**Problem to solve:** In the material below, find all lines with the string "techniques" and copy them.

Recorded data
┄┄┄┄┄┄┄┄┄┄

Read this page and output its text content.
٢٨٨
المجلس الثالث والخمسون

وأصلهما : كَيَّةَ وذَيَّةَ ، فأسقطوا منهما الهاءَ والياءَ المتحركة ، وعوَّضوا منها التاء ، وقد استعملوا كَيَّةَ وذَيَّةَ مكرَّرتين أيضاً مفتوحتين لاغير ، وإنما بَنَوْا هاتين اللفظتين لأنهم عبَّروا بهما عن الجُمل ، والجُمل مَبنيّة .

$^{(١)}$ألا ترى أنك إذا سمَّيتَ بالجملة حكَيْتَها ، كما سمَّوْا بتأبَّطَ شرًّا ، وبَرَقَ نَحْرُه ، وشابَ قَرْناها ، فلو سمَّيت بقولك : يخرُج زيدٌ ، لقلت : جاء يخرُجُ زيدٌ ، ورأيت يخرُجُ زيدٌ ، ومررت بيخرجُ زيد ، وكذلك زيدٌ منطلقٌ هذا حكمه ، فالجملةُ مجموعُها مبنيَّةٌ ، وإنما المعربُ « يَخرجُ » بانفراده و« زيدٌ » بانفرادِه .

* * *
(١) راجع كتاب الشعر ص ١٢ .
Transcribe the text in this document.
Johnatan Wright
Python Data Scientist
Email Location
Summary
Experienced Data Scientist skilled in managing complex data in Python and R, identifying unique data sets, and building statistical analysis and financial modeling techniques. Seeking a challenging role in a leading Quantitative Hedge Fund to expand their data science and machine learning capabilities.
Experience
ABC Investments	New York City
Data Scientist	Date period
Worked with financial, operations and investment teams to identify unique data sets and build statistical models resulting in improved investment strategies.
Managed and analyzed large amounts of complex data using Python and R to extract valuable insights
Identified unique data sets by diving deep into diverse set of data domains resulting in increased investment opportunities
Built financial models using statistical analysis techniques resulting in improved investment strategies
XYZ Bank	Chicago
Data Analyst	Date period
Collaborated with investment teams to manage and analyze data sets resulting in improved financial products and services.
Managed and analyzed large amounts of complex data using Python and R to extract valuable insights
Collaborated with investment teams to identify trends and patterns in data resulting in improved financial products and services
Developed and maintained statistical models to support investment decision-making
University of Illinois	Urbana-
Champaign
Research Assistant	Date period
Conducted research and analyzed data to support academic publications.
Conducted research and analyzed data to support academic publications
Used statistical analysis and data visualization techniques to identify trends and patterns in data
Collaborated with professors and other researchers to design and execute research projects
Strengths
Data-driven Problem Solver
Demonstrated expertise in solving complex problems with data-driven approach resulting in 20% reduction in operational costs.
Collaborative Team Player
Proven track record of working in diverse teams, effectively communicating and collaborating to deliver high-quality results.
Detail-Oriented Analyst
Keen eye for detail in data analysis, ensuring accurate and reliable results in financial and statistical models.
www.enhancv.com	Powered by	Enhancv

┄┄┄┄┄┄┄┄┄┄

**Final result:**
Experienced Data Scientist skilled in managing complex data in Python and R, identifying unique data sets, and building statistical analysis and financial modeling techniques. Seeking a challenging role in a leading Quantitative Hedge Fund to expand their data science and machine learning capabilities.
Built financial models using statistical analysis techniques resulting in improved investment strategies
Used statistical analysis and data visualization techniques to identify trends and patterns in data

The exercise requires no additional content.